> DO THIS: Your answer must consist solely of the number of lines that contain the word "screenshot".
## BEGIN
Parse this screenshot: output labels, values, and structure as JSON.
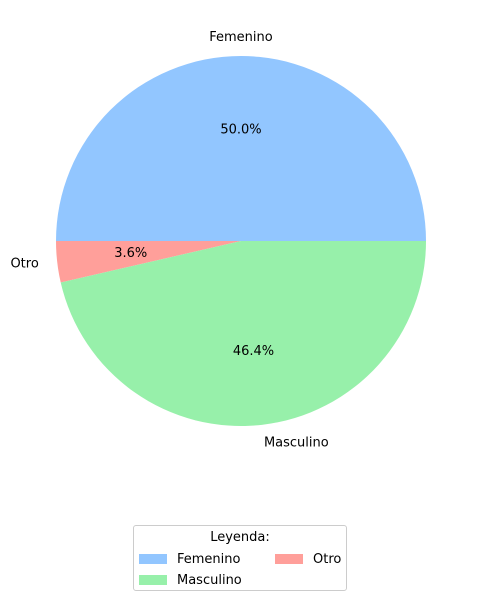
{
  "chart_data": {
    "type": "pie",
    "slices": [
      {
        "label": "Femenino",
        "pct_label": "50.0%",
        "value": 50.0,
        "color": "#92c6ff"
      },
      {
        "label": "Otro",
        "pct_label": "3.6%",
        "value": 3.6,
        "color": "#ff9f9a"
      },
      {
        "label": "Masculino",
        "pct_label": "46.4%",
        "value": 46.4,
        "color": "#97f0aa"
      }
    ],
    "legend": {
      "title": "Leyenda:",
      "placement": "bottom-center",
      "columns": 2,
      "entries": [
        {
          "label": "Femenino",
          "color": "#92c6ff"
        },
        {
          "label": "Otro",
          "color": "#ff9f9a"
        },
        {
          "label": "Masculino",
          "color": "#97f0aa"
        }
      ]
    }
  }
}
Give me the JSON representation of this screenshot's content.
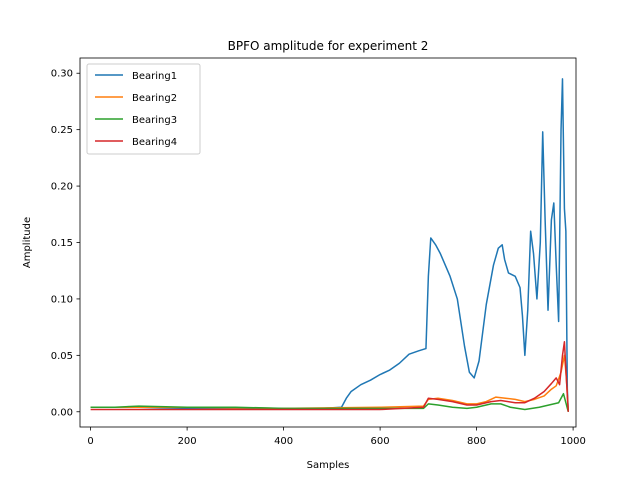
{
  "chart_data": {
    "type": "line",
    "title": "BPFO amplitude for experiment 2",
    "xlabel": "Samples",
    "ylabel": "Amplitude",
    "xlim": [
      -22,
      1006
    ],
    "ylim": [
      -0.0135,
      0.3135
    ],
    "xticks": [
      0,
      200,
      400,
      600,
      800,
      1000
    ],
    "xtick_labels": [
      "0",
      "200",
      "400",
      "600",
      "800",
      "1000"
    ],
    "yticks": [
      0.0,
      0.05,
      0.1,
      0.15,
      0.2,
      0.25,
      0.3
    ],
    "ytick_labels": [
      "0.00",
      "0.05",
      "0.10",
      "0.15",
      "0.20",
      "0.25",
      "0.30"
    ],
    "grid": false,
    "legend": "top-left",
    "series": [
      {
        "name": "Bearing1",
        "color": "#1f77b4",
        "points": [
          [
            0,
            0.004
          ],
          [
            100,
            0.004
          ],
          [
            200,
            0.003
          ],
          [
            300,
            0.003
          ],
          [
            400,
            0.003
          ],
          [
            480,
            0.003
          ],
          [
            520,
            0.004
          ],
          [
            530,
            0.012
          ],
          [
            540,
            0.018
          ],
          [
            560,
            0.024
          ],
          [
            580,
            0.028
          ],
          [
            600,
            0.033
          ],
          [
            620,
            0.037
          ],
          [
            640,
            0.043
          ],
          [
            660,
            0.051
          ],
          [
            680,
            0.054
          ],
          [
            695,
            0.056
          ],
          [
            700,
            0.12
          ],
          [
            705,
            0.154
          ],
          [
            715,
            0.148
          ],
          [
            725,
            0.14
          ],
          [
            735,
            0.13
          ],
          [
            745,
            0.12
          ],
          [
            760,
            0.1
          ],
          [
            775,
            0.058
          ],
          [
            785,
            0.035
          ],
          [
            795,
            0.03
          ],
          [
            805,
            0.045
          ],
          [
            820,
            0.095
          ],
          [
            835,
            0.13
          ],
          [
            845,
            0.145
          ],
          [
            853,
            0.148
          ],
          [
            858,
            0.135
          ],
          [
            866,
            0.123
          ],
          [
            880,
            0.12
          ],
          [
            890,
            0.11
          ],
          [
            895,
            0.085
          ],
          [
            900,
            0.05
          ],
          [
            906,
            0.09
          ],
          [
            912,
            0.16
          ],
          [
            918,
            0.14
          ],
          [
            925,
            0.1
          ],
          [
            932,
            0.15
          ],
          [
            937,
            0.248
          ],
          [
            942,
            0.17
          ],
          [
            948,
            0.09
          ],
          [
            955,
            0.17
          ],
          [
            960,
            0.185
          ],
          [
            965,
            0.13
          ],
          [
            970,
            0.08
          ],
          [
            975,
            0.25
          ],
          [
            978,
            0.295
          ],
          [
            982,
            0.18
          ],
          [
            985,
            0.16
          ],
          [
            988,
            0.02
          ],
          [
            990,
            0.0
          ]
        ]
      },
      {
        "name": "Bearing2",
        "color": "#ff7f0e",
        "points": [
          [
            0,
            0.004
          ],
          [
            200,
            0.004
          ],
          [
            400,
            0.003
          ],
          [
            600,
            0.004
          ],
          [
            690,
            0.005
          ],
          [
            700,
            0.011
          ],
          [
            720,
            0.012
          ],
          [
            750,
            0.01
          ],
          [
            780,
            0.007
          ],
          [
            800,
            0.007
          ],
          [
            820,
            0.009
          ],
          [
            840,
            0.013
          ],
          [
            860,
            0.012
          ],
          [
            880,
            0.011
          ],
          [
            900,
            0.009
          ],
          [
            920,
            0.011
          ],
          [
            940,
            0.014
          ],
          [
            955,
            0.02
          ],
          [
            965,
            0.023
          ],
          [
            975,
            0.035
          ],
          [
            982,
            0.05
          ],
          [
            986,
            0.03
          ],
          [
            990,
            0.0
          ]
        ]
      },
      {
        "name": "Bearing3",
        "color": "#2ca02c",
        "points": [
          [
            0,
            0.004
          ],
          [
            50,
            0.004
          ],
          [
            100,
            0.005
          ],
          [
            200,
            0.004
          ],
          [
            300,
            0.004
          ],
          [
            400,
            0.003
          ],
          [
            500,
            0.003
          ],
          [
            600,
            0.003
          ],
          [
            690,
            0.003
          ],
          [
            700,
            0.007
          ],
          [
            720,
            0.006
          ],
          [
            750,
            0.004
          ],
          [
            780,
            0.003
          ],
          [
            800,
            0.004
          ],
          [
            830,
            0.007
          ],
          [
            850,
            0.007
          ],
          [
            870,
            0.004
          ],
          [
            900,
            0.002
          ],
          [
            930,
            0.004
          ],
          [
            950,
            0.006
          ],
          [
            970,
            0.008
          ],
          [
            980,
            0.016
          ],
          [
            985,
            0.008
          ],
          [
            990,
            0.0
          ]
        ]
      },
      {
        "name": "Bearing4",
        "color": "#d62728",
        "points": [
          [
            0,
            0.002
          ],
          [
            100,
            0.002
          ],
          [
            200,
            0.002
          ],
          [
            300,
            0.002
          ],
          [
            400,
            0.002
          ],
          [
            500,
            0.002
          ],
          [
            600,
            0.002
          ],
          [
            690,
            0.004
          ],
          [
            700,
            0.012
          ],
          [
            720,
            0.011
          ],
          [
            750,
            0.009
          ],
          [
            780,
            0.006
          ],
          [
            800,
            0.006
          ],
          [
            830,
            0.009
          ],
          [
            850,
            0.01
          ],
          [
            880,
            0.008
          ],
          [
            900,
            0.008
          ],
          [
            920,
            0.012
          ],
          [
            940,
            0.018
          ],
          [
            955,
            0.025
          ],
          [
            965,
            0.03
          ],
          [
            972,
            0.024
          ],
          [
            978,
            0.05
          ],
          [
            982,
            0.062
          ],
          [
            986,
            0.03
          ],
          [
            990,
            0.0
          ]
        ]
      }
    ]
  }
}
## END
> EXERCISE ANSWER: 2